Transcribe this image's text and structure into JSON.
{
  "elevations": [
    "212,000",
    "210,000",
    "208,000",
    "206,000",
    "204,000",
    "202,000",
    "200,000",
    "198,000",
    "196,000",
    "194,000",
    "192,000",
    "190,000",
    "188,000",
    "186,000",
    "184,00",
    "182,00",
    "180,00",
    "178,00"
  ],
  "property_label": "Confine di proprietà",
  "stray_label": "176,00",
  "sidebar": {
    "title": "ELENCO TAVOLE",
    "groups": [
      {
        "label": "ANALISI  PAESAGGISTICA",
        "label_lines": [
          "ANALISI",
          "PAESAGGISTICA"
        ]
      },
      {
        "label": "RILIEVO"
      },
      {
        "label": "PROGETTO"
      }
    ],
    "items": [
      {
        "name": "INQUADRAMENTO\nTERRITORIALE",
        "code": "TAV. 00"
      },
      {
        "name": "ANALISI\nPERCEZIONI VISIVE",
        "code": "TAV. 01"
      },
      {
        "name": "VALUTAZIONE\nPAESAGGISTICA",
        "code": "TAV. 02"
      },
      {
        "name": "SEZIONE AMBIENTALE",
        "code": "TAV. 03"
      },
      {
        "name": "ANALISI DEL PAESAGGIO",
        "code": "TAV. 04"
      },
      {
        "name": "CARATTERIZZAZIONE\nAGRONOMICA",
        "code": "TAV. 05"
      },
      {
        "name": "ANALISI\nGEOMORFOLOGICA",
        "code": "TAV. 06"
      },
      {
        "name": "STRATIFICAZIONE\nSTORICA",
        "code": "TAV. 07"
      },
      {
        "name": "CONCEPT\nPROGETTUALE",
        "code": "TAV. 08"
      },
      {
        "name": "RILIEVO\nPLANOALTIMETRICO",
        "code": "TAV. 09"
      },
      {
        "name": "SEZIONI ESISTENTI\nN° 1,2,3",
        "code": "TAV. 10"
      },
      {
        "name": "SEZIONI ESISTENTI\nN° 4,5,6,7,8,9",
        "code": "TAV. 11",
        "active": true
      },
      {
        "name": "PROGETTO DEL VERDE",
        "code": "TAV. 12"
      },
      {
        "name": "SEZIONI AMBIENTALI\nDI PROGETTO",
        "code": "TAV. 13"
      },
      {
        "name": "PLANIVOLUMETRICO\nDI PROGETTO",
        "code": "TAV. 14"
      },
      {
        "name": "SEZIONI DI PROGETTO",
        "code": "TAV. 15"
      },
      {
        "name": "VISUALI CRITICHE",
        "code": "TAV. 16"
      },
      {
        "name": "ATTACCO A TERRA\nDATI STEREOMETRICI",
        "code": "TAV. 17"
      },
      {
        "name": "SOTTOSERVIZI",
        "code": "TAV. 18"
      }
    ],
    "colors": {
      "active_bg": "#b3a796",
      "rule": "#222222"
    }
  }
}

● ● ●

Find the lines containing "PROGETTO" and list every one of them.

# Response to this task
        "label": "PROGETTO"
        "name": "PROGETTO DEL VERDE",
        "name": "SEZIONI AMBIENTALI\nDI PROGETTO",
        "name": "PLANIVOLUMETRICO\nDI PROGETTO",
        "name": "SEZIONI DI PROGETTO",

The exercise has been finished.